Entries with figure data
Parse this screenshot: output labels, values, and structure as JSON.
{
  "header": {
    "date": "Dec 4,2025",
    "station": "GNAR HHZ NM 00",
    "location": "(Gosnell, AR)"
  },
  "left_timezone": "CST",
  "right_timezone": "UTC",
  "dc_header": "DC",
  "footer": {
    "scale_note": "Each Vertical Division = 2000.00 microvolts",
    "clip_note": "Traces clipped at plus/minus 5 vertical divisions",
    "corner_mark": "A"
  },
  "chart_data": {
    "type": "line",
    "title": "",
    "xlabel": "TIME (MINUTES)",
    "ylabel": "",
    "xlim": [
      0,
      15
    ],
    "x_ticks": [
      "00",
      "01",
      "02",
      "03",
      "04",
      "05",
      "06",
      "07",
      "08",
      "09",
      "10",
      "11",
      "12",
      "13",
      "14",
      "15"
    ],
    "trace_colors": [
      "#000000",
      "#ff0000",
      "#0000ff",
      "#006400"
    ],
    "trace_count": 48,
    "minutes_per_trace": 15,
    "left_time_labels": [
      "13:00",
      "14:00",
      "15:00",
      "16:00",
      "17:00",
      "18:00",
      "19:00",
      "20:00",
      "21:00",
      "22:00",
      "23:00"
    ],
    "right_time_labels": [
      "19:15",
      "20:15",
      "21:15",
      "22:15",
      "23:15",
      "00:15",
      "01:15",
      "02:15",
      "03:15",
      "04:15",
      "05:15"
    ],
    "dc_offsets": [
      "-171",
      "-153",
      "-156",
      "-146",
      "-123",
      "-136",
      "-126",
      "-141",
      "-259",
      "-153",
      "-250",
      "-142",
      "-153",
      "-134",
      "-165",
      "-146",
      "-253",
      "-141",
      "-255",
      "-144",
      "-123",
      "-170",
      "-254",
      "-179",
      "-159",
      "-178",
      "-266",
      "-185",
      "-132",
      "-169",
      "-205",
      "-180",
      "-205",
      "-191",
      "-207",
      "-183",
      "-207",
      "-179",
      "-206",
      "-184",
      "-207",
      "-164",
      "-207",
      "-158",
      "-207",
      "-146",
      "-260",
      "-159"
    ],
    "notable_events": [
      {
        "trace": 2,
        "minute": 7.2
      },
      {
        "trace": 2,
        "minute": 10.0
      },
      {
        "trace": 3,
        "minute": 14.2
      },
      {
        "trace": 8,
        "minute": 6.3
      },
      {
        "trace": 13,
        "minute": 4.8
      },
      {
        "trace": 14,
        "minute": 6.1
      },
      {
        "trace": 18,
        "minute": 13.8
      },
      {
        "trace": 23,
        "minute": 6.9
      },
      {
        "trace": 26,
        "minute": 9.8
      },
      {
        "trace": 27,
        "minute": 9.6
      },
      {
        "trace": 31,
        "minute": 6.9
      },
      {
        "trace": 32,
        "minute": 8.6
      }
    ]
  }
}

▸ Task directions: Repeat the entries shown above, every one, word for word.

▸ Solution to this exercise:
Parse this screenshot: output labels, values, and structure as JSON.
{
  "header": {
    "date": "Dec 4,2025",
    "station": "GNAR HHZ NM 00",
    "location": "(Gosnell, AR)"
  },
  "left_timezone": "CST",
  "right_timezone": "UTC",
  "dc_header": "DC",
  "footer": {
    "scale_note": "Each Vertical Division = 2000.00 microvolts",
    "clip_note": "Traces clipped at plus/minus 5 vertical divisions",
    "corner_mark": "A"
  },
  "chart_data": {
    "type": "line",
    "title": "",
    "xlabel": "TIME (MINUTES)",
    "ylabel": "",
    "xlim": [
      0,
      15
    ],
    "x_ticks": [
      "00",
      "01",
      "02",
      "03",
      "04",
      "05",
      "06",
      "07",
      "08",
      "09",
      "10",
      "11",
      "12",
      "13",
      "14",
      "15"
    ],
    "trace_colors": [
      "#000000",
      "#ff0000",
      "#0000ff",
      "#006400"
    ],
    "trace_count": 48,
    "minutes_per_trace": 15,
    "left_time_labels": [
      "13:00",
      "14:00",
      "15:00",
      "16:00",
      "17:00",
      "18:00",
      "19:00",
      "20:00",
      "21:00",
      "22:00",
      "23:00"
    ],
    "right_time_labels": [
      "19:15",
      "20:15",
      "21:15",
      "22:15",
      "23:15",
      "00:15",
      "01:15",
      "02:15",
      "03:15",
      "04:15",
      "05:15"
    ],
    "dc_offsets": [
      "-171",
      "-153",
      "-156",
      "-146",
      "-123",
      "-136",
      "-126",
      "-141",
      "-259",
      "-153",
      "-250",
      "-142",
      "-153",
      "-134",
      "-165",
      "-146",
      "-253",
      "-141",
      "-255",
      "-144",
      "-123",
      "-170",
      "-254",
      "-179",
      "-159",
      "-178",
      "-266",
      "-185",
      "-132",
      "-169",
      "-205",
      "-180",
      "-205",
      "-191",
      "-207",
      "-183",
      "-207",
      "-179",
      "-206",
      "-184",
      "-207",
      "-164",
      "-207",
      "-158",
      "-207",
      "-146",
      "-260",
      "-159"
    ],
    "notable_events": [
      {
        "trace": 2,
        "minute": 7.2
      },
      {
        "trace": 2,
        "minute": 10.0
      },
      {
        "trace": 3,
        "minute": 14.2
      },
      {
        "trace": 8,
        "minute": 6.3
      },
      {
        "trace": 13,
        "minute": 4.8
      },
      {
        "trace": 14,
        "minute": 6.1
      },
      {
        "trace": 18,
        "minute": 13.8
      },
      {
        "trace": 23,
        "minute": 6.9
      },
      {
        "trace": 26,
        "minute": 9.8
      },
      {
        "trace": 27,
        "minute": 9.6
      },
      {
        "trace": 31,
        "minute": 6.9
      },
      {
        "trace": 32,
        "minute": 8.6
      }
    ]
  }
}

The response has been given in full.